--- start of Provided records ---
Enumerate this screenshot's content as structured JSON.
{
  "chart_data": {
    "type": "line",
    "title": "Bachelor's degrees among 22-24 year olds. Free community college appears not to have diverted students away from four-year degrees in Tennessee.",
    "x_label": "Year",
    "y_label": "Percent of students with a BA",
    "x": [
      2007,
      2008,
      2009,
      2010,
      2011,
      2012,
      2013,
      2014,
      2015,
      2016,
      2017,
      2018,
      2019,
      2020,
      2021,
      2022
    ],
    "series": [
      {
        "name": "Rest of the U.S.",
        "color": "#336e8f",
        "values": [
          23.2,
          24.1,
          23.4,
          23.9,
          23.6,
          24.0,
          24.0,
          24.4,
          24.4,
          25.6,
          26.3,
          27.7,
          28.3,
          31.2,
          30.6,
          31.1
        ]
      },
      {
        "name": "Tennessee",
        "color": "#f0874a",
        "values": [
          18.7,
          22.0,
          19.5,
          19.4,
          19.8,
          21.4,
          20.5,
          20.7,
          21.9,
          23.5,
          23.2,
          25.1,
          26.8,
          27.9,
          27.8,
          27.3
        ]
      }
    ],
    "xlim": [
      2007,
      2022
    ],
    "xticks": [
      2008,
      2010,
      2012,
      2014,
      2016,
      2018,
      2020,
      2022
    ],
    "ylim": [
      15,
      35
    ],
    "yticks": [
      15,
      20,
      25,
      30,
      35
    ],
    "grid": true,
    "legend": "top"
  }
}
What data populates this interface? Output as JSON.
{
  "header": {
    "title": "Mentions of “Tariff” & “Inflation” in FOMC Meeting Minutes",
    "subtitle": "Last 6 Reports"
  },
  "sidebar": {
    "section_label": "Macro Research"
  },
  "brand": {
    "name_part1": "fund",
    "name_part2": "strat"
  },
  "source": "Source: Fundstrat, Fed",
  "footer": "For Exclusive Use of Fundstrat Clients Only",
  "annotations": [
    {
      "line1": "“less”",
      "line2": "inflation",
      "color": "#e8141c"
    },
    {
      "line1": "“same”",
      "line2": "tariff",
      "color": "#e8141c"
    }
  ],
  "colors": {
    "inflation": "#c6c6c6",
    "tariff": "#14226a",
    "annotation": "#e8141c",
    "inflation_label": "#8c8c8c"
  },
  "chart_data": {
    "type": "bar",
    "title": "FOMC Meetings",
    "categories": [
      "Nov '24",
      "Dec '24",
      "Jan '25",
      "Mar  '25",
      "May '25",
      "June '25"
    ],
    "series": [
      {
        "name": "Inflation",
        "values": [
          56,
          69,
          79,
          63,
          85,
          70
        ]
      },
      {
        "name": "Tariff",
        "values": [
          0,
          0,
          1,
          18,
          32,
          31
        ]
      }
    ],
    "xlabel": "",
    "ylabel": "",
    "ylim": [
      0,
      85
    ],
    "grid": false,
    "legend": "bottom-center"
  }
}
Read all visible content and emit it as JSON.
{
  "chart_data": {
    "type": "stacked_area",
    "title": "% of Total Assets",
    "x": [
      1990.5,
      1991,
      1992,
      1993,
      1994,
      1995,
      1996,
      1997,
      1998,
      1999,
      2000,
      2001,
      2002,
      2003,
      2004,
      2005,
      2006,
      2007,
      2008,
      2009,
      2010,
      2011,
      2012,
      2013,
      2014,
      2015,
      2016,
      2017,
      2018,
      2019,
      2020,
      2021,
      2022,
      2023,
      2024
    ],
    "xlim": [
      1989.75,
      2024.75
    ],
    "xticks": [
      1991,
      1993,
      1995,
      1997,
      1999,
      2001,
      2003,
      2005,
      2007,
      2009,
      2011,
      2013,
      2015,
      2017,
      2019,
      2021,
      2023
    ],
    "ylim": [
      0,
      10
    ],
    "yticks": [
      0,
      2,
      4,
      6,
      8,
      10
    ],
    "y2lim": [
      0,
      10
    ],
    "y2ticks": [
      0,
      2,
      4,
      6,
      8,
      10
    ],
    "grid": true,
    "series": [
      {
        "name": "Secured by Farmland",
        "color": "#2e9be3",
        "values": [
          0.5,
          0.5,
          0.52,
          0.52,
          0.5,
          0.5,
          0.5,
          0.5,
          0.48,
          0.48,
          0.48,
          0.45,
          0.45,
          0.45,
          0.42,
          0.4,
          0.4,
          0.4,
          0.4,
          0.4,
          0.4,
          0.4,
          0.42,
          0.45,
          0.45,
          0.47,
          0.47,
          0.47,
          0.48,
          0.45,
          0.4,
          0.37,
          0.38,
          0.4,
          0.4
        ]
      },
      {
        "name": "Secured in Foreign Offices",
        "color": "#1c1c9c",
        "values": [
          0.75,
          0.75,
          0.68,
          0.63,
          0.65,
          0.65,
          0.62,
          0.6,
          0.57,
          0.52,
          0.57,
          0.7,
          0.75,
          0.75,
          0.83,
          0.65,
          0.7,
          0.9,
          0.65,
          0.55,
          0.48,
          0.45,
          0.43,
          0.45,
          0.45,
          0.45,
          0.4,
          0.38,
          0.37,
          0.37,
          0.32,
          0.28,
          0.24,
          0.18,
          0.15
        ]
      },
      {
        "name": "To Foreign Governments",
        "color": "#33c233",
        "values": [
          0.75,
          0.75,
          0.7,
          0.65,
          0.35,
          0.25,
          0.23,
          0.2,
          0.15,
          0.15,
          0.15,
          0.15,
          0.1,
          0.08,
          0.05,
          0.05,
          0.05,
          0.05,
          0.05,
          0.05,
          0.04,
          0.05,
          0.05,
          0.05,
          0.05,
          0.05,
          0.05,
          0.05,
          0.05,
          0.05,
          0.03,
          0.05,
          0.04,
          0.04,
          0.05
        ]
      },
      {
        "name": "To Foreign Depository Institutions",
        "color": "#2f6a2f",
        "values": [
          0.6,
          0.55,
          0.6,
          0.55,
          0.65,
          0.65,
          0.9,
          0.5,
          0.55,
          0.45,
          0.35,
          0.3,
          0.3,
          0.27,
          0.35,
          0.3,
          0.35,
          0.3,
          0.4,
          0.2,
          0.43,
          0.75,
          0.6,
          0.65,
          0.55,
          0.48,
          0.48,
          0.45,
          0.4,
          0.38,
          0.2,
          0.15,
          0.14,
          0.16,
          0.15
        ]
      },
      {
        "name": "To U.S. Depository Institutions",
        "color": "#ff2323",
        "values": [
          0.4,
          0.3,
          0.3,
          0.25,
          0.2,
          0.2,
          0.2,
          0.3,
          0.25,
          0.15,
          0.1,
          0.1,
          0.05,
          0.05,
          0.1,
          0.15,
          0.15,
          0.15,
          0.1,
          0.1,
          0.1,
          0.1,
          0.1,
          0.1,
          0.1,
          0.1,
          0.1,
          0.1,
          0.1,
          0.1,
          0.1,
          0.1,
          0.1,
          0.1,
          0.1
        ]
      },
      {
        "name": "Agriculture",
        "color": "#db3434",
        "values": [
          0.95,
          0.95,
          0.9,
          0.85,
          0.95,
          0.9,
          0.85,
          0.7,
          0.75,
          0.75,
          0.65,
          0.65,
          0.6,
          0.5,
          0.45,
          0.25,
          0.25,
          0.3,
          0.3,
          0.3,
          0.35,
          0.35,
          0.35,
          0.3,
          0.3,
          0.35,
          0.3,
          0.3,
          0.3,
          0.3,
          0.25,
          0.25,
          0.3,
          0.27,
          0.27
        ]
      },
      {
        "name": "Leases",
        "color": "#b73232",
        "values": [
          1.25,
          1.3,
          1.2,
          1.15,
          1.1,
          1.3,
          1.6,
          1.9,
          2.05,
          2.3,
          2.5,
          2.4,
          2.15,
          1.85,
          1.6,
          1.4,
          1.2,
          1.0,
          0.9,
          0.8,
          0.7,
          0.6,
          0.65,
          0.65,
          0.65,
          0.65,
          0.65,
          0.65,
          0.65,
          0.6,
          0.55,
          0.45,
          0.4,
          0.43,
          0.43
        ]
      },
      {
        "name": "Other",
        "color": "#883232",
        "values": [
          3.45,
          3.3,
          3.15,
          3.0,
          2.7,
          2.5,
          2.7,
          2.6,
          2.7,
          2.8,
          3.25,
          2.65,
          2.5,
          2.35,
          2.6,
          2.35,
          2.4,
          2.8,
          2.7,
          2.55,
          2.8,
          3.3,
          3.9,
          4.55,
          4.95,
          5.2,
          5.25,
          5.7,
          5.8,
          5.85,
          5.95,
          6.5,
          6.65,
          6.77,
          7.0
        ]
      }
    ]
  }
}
--- end of Provided records ---
Directions for this task> Identify the lines that contain the string "type", and copy every one of them.

Answer to this exercise>
    "type": "line",
    "type": "bar",
    "type": "stacked_area",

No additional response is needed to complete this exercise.